-- WHAT YOU WILL DO --
Print exactly the lines from the one containing "Read out every word on this page." through the last line of the listing, both included.

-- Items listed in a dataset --

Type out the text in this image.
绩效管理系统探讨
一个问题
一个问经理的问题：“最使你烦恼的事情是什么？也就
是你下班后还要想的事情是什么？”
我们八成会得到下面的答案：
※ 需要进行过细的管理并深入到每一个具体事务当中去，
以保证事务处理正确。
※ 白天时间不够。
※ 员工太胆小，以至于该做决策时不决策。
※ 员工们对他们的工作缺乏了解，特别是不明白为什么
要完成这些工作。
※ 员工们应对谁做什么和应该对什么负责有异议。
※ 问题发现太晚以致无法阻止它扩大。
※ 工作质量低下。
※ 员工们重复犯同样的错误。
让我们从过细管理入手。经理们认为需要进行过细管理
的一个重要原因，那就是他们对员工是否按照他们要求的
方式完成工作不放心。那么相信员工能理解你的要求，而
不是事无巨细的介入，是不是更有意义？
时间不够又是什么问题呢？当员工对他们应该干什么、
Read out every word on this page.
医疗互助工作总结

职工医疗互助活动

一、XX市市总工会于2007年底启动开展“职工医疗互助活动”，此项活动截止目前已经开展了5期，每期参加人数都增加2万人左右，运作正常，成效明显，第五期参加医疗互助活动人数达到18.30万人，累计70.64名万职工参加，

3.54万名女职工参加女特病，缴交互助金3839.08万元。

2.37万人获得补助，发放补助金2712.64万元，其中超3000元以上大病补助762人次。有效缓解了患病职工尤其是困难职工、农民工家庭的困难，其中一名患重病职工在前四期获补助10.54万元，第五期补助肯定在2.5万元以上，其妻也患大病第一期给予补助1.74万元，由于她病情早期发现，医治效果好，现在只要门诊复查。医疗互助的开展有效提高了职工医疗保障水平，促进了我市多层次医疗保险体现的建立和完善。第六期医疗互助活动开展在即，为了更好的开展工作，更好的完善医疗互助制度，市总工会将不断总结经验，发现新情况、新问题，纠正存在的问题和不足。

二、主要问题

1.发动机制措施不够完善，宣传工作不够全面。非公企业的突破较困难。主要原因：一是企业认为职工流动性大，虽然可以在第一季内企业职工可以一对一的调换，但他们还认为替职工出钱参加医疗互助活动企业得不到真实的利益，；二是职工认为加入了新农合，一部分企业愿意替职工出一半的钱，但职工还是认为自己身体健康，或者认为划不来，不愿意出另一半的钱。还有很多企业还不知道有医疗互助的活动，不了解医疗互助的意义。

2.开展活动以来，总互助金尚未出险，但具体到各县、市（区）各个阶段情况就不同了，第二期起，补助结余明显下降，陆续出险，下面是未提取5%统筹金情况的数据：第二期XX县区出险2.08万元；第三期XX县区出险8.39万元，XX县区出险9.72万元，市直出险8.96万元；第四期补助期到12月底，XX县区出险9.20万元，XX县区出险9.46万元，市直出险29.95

-- TASK ANSWER --
Read out every word on this page.
医疗互助工作总结

职工医疗互助活动

一、XX市市总工会于2007年底启动开展“职工医疗互助活动”，此项活动截止目前已经开展了5期，每期参加人数都增加2万人左右，运作正常，成效明显，第五期参加医疗互助活动人数达到18.30万人，累计70.64名万职工参加，

3.54万名女职工参加女特病，缴交互助金3839.08万元。

2.37万人获得补助，发放补助金2712.64万元，其中超3000元以上大病补助762人次。有效缓解了患病职工尤其是困难职工、农民工家庭的困难，其中一名患重病职工在前四期获补助10.54万元，第五期补助肯定在2.5万元以上，其妻也患大病第一期给予补助1.74万元，由于她病情早期发现，医治效果好，现在只要门诊复查。医疗互助的开展有效提高了职工医疗保障水平，促进了我市多层次医疗保险体现的建立和完善。第六期医疗互助活动开展在即，为了更好的开展工作，更好的完善医疗互助制度，市总工会将不断总结经验，发现新情况、新问题，纠正存在的问题和不足。

二、主要问题

1.发动机制措施不够完善，宣传工作不够全面。非公企业的突破较困难。主要原因：一是企业认为职工流动性大，虽然可以在第一季内企业职工可以一对一的调换，但他们还认为替职工出钱参加医疗互助活动企业得不到真实的利益，；二是职工认为加入了新农合，一部分企业愿意替职工出一半的钱，但职工还是认为自己身体健康，或者认为划不来，不愿意出另一半的钱。还有很多企业还不知道有医疗互助的活动，不了解医疗互助的意义。

2.开展活动以来，总互助金尚未出险，但具体到各县、市（区）各个阶段情况就不同了，第二期起，补助结余明显下降，陆续出险，下面是未提取5%统筹金情况的数据：第二期XX县区出险2.08万元；第三期XX县区出险8.39万元，XX县区出险9.72万元，市直出险8.96万元；第四期补助期到12月底，XX县区出险9.20万元，XX县区出险9.46万元，市直出险29.95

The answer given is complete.